Recorded data:
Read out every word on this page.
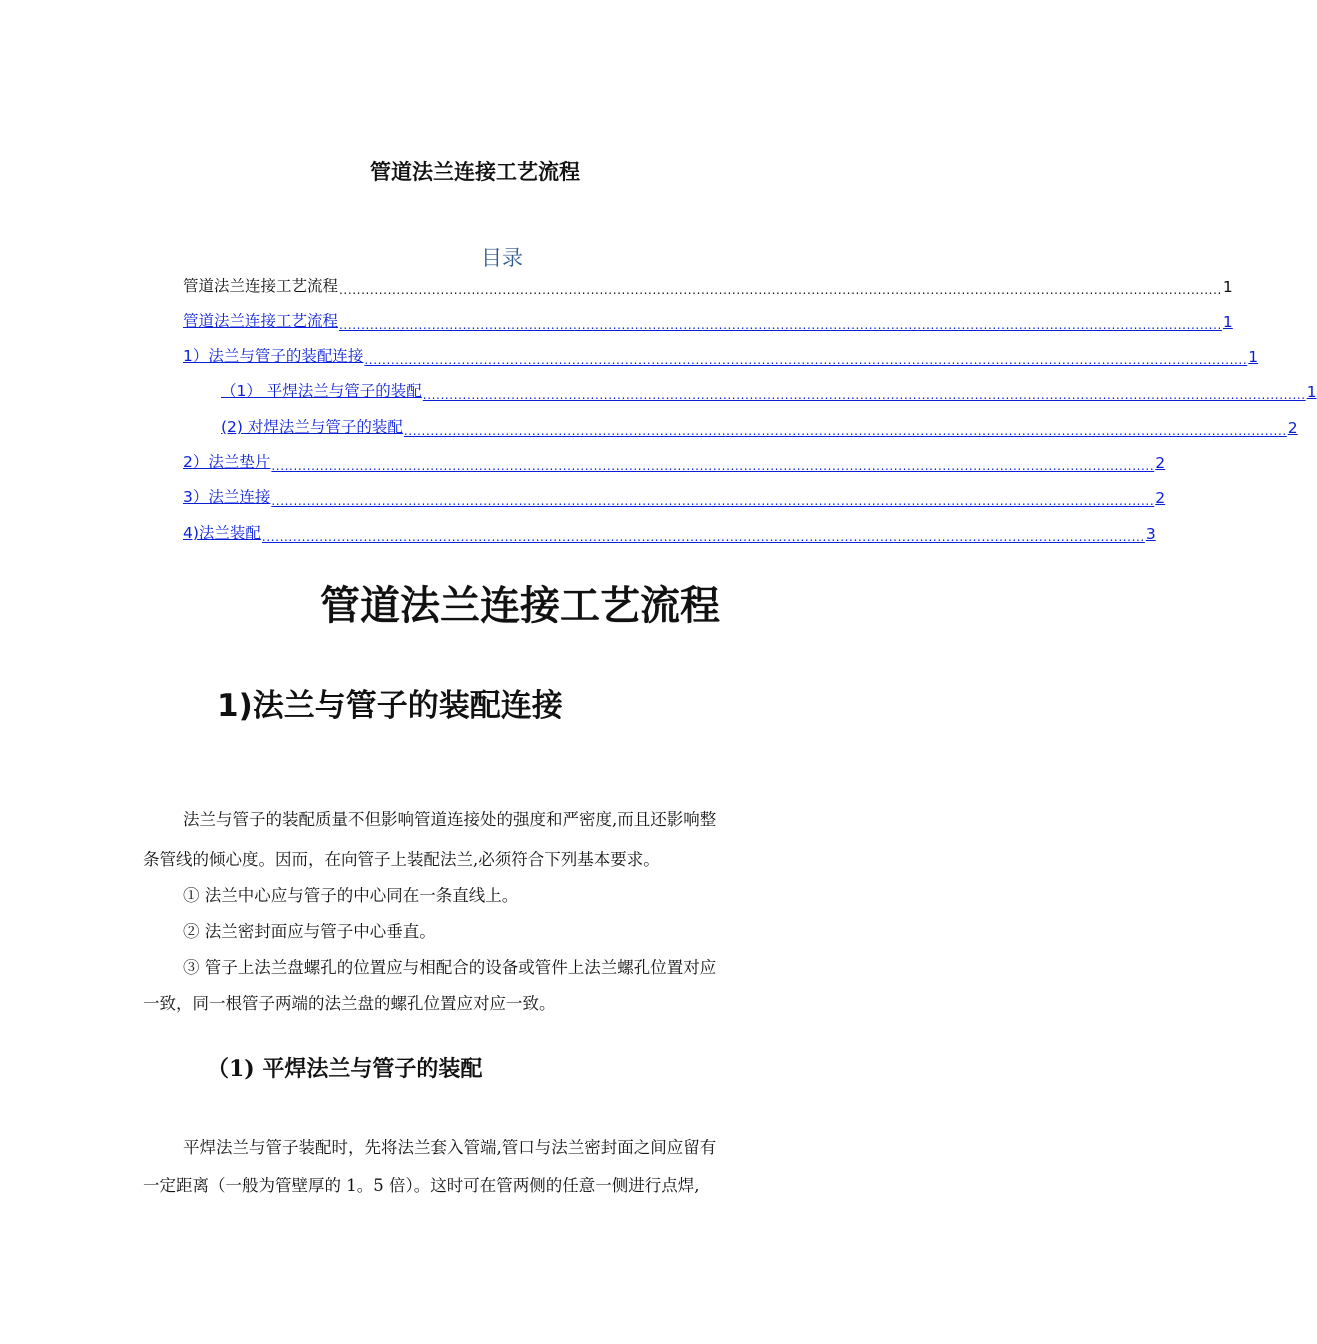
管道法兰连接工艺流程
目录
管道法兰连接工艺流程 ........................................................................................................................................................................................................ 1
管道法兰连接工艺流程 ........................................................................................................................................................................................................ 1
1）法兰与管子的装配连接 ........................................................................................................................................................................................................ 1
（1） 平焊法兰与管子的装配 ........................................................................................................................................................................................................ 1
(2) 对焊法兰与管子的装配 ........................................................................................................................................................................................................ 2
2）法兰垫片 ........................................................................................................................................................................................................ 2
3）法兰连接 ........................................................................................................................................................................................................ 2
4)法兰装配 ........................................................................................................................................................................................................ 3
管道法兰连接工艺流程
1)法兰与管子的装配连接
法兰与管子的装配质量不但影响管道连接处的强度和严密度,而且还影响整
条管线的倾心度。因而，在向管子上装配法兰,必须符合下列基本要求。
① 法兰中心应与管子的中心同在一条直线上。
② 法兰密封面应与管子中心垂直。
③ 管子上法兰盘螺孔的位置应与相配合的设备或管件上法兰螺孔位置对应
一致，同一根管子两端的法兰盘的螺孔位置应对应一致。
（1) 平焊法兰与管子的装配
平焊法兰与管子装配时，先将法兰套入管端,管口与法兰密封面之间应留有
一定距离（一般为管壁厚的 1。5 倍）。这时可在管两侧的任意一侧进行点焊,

§ Exercise objective:
Quote all the records verbatim, dropping any pictures from your copy.

§ Response to this task:
Read out every word on this page.
管道法兰连接工艺流程
目录
管道法兰连接工艺流程 ........................................................................................................................................................................................................ 1
管道法兰连接工艺流程 ........................................................................................................................................................................................................ 1
1）法兰与管子的装配连接 ........................................................................................................................................................................................................ 1
（1） 平焊法兰与管子的装配 ........................................................................................................................................................................................................ 1
(2) 对焊法兰与管子的装配 ........................................................................................................................................................................................................ 2
2）法兰垫片 ........................................................................................................................................................................................................ 2
3）法兰连接 ........................................................................................................................................................................................................ 2
4)法兰装配 ........................................................................................................................................................................................................ 3
管道法兰连接工艺流程
1)法兰与管子的装配连接
法兰与管子的装配质量不但影响管道连接处的强度和严密度,而且还影响整
条管线的倾心度。因而，在向管子上装配法兰,必须符合下列基本要求。
① 法兰中心应与管子的中心同在一条直线上。
② 法兰密封面应与管子中心垂直。
③ 管子上法兰盘螺孔的位置应与相配合的设备或管件上法兰螺孔位置对应
一致，同一根管子两端的法兰盘的螺孔位置应对应一致。
（1) 平焊法兰与管子的装配
平焊法兰与管子装配时，先将法兰套入管端,管口与法兰密封面之间应留有
一定距离（一般为管壁厚的 1。5 倍）。这时可在管两侧的任意一侧进行点焊,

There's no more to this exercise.